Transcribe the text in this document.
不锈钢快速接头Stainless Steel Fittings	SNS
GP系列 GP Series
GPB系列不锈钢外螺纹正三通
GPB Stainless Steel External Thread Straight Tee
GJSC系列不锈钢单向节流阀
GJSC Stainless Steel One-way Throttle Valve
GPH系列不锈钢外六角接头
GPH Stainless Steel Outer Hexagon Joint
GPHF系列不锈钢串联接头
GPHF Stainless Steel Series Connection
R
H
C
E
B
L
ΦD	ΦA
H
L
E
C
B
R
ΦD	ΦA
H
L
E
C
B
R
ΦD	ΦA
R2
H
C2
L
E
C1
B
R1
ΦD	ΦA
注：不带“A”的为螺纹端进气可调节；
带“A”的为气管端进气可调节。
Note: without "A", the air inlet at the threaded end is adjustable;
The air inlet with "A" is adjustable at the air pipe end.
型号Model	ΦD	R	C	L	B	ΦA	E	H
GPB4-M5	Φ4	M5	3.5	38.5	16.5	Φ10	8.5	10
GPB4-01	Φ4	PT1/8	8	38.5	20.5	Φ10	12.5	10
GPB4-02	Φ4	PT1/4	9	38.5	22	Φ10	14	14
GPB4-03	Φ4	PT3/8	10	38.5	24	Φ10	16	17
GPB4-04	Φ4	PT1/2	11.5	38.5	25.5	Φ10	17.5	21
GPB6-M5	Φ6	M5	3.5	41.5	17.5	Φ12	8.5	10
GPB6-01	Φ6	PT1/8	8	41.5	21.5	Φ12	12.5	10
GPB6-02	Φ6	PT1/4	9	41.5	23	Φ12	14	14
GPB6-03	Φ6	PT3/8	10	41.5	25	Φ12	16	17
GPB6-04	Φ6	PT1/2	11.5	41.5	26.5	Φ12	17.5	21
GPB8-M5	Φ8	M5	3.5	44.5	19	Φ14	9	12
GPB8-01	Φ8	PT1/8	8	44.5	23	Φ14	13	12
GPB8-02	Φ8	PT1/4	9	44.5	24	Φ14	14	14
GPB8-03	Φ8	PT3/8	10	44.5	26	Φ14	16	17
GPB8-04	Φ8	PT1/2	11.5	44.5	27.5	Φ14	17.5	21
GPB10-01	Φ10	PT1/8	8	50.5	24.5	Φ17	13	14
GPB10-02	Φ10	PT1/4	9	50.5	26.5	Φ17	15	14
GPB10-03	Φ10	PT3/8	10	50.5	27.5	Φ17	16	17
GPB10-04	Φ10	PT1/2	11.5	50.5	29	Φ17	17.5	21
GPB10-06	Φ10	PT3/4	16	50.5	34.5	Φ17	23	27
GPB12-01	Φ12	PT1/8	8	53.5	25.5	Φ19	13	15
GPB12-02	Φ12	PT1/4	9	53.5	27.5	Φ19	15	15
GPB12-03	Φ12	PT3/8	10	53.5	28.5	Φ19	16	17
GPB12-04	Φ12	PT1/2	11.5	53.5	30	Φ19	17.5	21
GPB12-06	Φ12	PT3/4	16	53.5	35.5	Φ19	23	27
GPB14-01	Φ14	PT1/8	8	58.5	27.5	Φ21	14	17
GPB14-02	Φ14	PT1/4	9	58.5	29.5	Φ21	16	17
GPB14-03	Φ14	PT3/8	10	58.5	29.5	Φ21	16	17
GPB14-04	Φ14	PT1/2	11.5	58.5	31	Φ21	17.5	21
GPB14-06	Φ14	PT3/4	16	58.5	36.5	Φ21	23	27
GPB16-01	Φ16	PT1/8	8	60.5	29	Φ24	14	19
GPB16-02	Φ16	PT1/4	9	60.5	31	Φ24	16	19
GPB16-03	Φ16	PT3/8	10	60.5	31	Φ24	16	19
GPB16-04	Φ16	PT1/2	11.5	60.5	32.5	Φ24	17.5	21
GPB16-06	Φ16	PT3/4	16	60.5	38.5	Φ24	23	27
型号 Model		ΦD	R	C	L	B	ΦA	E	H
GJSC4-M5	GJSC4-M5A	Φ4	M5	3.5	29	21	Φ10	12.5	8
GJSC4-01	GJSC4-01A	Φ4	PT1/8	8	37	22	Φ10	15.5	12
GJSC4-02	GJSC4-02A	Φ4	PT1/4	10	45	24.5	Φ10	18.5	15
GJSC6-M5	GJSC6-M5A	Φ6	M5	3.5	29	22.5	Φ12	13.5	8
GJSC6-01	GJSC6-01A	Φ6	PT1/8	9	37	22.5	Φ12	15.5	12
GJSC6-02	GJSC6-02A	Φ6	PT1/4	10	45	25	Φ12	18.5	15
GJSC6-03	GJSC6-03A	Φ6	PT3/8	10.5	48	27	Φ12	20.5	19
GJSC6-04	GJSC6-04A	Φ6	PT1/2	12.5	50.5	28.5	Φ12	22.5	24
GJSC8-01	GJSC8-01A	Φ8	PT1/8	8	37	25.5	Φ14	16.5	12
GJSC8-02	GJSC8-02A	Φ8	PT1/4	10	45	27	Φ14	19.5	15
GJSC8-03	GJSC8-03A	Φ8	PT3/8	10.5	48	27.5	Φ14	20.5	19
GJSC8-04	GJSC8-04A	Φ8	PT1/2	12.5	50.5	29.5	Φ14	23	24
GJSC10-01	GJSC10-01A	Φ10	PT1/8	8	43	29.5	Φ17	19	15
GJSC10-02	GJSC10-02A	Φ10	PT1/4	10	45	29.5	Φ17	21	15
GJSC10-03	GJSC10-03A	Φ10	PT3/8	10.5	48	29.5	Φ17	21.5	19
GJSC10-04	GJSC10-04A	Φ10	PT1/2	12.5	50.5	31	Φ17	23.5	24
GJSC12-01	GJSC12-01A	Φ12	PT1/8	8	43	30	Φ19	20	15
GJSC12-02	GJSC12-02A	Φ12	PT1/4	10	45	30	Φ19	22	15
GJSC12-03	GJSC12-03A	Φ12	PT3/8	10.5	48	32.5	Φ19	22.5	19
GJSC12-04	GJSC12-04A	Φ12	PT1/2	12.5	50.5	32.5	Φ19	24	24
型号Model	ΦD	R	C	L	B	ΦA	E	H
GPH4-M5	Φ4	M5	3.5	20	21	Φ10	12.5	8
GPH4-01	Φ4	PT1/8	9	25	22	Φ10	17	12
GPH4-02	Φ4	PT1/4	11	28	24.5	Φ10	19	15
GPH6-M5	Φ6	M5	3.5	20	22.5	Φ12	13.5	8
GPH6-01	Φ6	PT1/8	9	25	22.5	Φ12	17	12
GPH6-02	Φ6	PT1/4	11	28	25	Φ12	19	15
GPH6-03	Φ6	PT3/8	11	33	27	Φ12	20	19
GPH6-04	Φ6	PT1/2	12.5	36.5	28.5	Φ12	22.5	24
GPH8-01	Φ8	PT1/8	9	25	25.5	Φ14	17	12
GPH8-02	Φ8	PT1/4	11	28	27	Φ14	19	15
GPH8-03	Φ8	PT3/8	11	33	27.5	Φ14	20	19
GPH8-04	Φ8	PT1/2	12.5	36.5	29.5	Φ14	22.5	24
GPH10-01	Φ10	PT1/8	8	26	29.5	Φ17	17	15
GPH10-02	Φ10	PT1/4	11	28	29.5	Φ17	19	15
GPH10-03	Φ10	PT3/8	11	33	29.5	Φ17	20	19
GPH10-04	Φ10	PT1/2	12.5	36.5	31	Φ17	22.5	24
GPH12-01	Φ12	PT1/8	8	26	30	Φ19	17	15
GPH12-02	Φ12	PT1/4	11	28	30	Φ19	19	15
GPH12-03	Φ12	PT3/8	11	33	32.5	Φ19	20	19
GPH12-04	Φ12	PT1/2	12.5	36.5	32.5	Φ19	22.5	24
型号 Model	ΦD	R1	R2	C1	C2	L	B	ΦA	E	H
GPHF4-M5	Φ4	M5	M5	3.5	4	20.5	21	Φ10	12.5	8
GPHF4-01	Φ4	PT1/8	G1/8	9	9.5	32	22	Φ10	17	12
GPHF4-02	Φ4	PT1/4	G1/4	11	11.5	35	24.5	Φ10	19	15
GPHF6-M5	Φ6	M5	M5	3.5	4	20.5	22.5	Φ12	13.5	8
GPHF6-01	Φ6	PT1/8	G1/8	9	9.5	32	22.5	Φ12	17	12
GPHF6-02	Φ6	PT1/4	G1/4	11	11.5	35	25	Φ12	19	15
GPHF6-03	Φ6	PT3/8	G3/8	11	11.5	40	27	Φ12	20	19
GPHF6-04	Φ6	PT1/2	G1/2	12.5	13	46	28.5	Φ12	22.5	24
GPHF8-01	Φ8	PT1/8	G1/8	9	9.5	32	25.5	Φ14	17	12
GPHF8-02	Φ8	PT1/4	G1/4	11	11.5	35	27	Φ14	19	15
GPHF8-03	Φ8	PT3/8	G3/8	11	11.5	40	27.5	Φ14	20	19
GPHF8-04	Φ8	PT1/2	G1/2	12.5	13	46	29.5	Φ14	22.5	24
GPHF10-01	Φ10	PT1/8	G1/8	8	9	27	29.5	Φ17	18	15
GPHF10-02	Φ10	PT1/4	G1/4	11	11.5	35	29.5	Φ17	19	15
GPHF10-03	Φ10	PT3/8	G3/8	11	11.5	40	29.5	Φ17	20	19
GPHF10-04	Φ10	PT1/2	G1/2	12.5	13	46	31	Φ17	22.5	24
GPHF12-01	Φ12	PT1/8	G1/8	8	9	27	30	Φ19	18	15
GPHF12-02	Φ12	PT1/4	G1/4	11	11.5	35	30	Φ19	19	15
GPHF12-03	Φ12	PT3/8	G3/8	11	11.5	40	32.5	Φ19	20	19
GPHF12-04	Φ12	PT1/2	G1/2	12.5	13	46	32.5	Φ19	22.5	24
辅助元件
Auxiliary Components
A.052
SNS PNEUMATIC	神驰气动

◆ ◆ ◆ ◆

-- GOAL OF THE EXERCISE --
Go through the records line by line and count those containing the string "Series". Give only the total.

-- RESPONSE TO THE TASK --
2